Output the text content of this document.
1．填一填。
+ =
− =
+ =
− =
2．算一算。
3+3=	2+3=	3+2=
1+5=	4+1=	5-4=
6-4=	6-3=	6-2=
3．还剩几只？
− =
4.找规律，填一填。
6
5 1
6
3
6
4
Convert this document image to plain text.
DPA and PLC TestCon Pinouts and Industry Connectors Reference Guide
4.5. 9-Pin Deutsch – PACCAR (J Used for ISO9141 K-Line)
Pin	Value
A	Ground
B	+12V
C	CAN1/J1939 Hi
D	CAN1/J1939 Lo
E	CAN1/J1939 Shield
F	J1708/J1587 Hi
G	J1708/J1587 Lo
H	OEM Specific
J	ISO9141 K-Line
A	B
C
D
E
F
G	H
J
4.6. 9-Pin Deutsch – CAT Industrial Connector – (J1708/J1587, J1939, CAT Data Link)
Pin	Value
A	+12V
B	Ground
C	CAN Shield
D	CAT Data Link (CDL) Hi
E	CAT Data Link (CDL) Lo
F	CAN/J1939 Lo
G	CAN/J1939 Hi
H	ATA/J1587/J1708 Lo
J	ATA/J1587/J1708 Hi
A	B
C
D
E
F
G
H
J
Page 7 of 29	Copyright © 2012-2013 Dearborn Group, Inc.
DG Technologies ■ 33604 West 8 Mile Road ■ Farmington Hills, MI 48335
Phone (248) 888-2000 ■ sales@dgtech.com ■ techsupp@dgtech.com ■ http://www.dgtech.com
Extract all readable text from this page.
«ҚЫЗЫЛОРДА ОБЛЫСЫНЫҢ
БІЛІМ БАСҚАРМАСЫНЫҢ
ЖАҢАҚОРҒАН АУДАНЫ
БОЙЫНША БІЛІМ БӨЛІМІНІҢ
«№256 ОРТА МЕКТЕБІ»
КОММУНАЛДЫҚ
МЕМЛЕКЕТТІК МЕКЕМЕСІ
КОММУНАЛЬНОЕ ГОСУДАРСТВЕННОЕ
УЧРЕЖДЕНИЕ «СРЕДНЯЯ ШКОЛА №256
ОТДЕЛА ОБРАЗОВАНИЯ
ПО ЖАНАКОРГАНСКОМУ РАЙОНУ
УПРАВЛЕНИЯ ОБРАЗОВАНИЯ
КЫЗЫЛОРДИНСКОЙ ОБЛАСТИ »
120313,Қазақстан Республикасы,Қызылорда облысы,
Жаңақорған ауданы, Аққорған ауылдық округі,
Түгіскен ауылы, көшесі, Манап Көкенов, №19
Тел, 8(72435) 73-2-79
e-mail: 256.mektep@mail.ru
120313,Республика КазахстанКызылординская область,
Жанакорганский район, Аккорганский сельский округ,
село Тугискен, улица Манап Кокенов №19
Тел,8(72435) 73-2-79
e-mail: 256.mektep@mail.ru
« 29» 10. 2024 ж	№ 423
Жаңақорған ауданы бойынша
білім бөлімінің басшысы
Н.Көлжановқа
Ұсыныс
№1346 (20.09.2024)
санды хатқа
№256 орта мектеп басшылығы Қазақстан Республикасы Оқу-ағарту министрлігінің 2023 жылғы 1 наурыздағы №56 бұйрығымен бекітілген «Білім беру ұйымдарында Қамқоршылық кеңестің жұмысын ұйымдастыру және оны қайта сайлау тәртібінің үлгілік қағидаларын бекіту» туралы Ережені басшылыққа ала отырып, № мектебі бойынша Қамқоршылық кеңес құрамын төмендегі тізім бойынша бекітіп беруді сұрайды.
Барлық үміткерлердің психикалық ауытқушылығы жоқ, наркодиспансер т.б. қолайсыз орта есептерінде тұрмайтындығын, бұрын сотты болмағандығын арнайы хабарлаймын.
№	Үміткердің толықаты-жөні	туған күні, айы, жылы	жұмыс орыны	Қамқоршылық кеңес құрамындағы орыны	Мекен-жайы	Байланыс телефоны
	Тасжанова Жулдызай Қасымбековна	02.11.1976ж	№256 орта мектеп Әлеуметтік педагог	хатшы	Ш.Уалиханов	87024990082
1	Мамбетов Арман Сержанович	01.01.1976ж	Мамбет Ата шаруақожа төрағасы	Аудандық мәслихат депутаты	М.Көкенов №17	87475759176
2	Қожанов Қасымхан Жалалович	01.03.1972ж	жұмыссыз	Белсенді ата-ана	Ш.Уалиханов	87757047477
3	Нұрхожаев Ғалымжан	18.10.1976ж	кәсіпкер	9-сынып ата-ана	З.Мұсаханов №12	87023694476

___

Stated exercise »
Your task is to transcribe the material exactly.

Correct response »
Output the text content of this document.
1．填一填。
+ =
− =
+ =
− =
2．算一算。
3+3=	2+3=	3+2=
1+5=	4+1=	5-4=
6-4=	6-3=	6-2=
3．还剩几只？
− =
4.找规律，填一填。
6
5 1
6
3
6
4
Convert this document image to plain text.
DPA and PLC TestCon Pinouts and Industry Connectors Reference Guide
4.5. 9-Pin Deutsch – PACCAR (J Used for ISO9141 K-Line)
Pin	Value
A	Ground
B	+12V
C	CAN1/J1939 Hi
D	CAN1/J1939 Lo
E	CAN1/J1939 Shield
F	J1708/J1587 Hi
G	J1708/J1587 Lo
H	OEM Specific
J	ISO9141 K-Line
A	B
C
D
E
F
G	H
J
4.6. 9-Pin Deutsch – CAT Industrial Connector – (J1708/J1587, J1939, CAT Data Link)
Pin	Value
A	+12V
B	Ground
C	CAN Shield
D	CAT Data Link (CDL) Hi
E	CAT Data Link (CDL) Lo
F	CAN/J1939 Lo
G	CAN/J1939 Hi
H	ATA/J1587/J1708 Lo
J	ATA/J1587/J1708 Hi
A	B
C
D
E
F
G
H
J
Page 7 of 29	Copyright © 2012-2013 Dearborn Group, Inc.
DG Technologies ■ 33604 West 8 Mile Road ■ Farmington Hills, MI 48335
Phone (248) 888-2000 ■ sales@dgtech.com ■ techsupp@dgtech.com ■ http://www.dgtech.com
Extract all readable text from this page.
«ҚЫЗЫЛОРДА ОБЛЫСЫНЫҢ
БІЛІМ БАСҚАРМАСЫНЫҢ
ЖАҢАҚОРҒАН АУДАНЫ
БОЙЫНША БІЛІМ БӨЛІМІНІҢ
«№256 ОРТА МЕКТЕБІ»
КОММУНАЛДЫҚ
МЕМЛЕКЕТТІК МЕКЕМЕСІ
КОММУНАЛЬНОЕ ГОСУДАРСТВЕННОЕ
УЧРЕЖДЕНИЕ «СРЕДНЯЯ ШКОЛА №256
ОТДЕЛА ОБРАЗОВАНИЯ
ПО ЖАНАКОРГАНСКОМУ РАЙОНУ
УПРАВЛЕНИЯ ОБРАЗОВАНИЯ
КЫЗЫЛОРДИНСКОЙ ОБЛАСТИ »
120313,Қазақстан Республикасы,Қызылорда облысы,
Жаңақорған ауданы, Аққорған ауылдық округі,
Түгіскен ауылы, көшесі, Манап Көкенов, №19
Тел, 8(72435) 73-2-79
e-mail: 256.mektep@mail.ru
120313,Республика КазахстанКызылординская область,
Жанакорганский район, Аккорганский сельский округ,
село Тугискен, улица Манап Кокенов №19
Тел,8(72435) 73-2-79
e-mail: 256.mektep@mail.ru
« 29» 10. 2024 ж	№ 423
Жаңақорған ауданы бойынша
білім бөлімінің басшысы
Н.Көлжановқа
Ұсыныс
№1346 (20.09.2024)
санды хатқа
№256 орта мектеп басшылығы Қазақстан Республикасы Оқу-ағарту министрлігінің 2023 жылғы 1 наурыздағы №56 бұйрығымен бекітілген «Білім беру ұйымдарында Қамқоршылық кеңестің жұмысын ұйымдастыру және оны қайта сайлау тәртібінің үлгілік қағидаларын бекіту» туралы Ережені басшылыққа ала отырып, № мектебі бойынша Қамқоршылық кеңес құрамын төмендегі тізім бойынша бекітіп беруді сұрайды.
Барлық үміткерлердің психикалық ауытқушылығы жоқ, наркодиспансер т.б. қолайсыз орта есептерінде тұрмайтындығын, бұрын сотты болмағандығын арнайы хабарлаймын.
№	Үміткердің толықаты-жөні	туған күні, айы, жылы	жұмыс орыны	Қамқоршылық кеңес құрамындағы орыны	Мекен-жайы	Байланыс телефоны
	Тасжанова Жулдызай Қасымбековна	02.11.1976ж	№256 орта мектеп Әлеуметтік педагог	хатшы	Ш.Уалиханов	87024990082
1	Мамбетов Арман Сержанович	01.01.1976ж	Мамбет Ата шаруақожа төрағасы	Аудандық мәслихат депутаты	М.Көкенов №17	87475759176
2	Қожанов Қасымхан Жалалович	01.03.1972ж	жұмыссыз	Белсенді ата-ана	Ш.Уалиханов	87757047477
3	Нұрхожаев Ғалымжан	18.10.1976ж	кәсіпкер	9-сынып ата-ана	З.Мұсаханов №12	87023694476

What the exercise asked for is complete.